[Part of a data file]
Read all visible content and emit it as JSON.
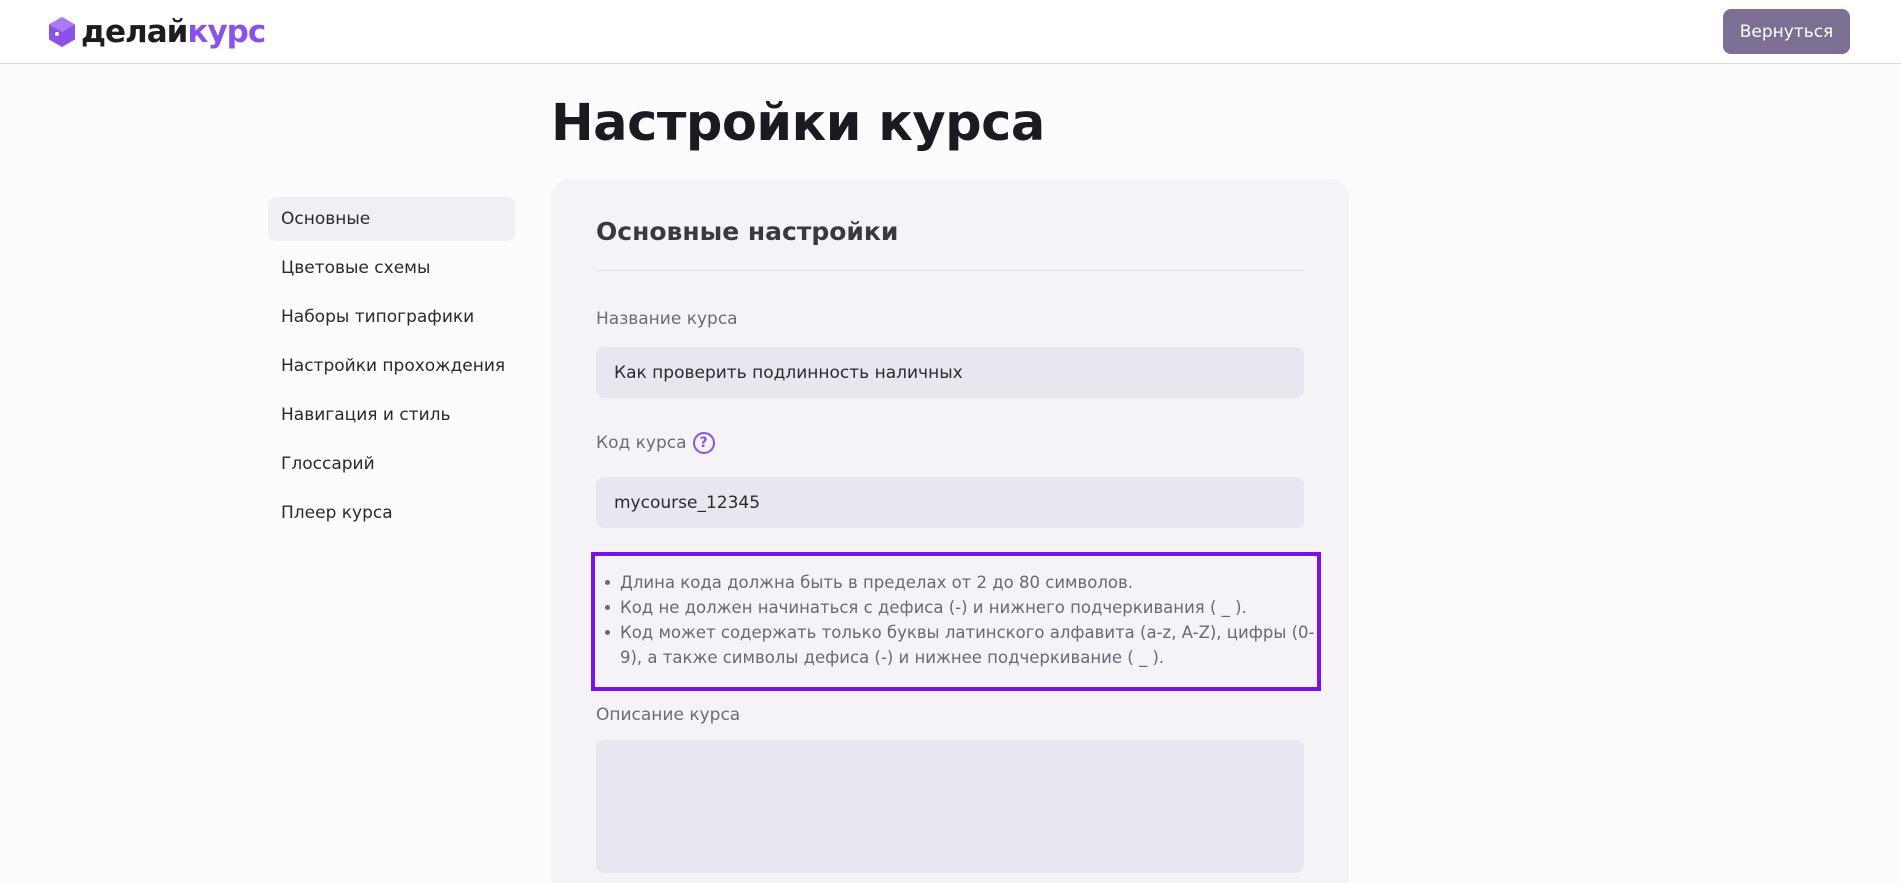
{
  "header": {
    "logo_part1": "делай",
    "logo_part2": "курс",
    "back_button": "Вернуться"
  },
  "page_title": "Настройки курса",
  "sidebar": {
    "items": [
      {
        "label": "Основные",
        "active": true
      },
      {
        "label": "Цветовые схемы",
        "active": false
      },
      {
        "label": "Наборы типографики",
        "active": false
      },
      {
        "label": "Настройки прохождения",
        "active": false
      },
      {
        "label": "Навигация и стиль",
        "active": false
      },
      {
        "label": "Глоссарий",
        "active": false
      },
      {
        "label": "Плеер курса",
        "active": false
      }
    ]
  },
  "card": {
    "title": "Основные настройки",
    "course_name_label": "Название курса",
    "course_name_value": "Как проверить подлинность наличных",
    "course_code_label": "Код курса",
    "course_code_value": "mycourse_12345",
    "help_icon": "?",
    "hints": [
      "Длина кода должна быть в пределах от 2 до 80 символов.",
      "Код не должен начинаться с дефиса (-) и нижнего подчеркивания ( _ ).",
      "Код может содержать только буквы латинского алфавита (a-z, A-Z), цифры (0-9), а также символы дефиса (-) и нижнее подчеркивание ( _ )."
    ],
    "description_label": "Описание курса",
    "description_value": ""
  },
  "colors": {
    "accent": "#8b52e8",
    "highlight_border": "#7a10f0",
    "button_bg": "#7d6f93"
  }
}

— Given exercise —
Without the pictures, retype the whole of the material above exactly.

— Full answer —
Read all visible content and emit it as JSON.
{
  "header": {
    "logo_part1": "делай",
    "logo_part2": "курс",
    "back_button": "Вернуться"
  },
  "page_title": "Настройки курса",
  "sidebar": {
    "items": [
      {
        "label": "Основные",
        "active": true
      },
      {
        "label": "Цветовые схемы",
        "active": false
      },
      {
        "label": "Наборы типографики",
        "active": false
      },
      {
        "label": "Настройки прохождения",
        "active": false
      },
      {
        "label": "Навигация и стиль",
        "active": false
      },
      {
        "label": "Глоссарий",
        "active": false
      },
      {
        "label": "Плеер курса",
        "active": false
      }
    ]
  },
  "card": {
    "title": "Основные настройки",
    "course_name_label": "Название курса",
    "course_name_value": "Как проверить подлинность наличных",
    "course_code_label": "Код курса",
    "course_code_value": "mycourse_12345",
    "help_icon": "?",
    "hints": [
      "Длина кода должна быть в пределах от 2 до 80 символов.",
      "Код не должен начинаться с дефиса (-) и нижнего подчеркивания ( _ ).",
      "Код может содержать только буквы латинского алфавита (a-z, A-Z), цифры (0-9), а также символы дефиса (-) и нижнее подчеркивание ( _ )."
    ],
    "description_label": "Описание курса",
    "description_value": ""
  },
  "colors": {
    "accent": "#8b52e8",
    "highlight_border": "#7a10f0",
    "button_bg": "#7d6f93"
  }
}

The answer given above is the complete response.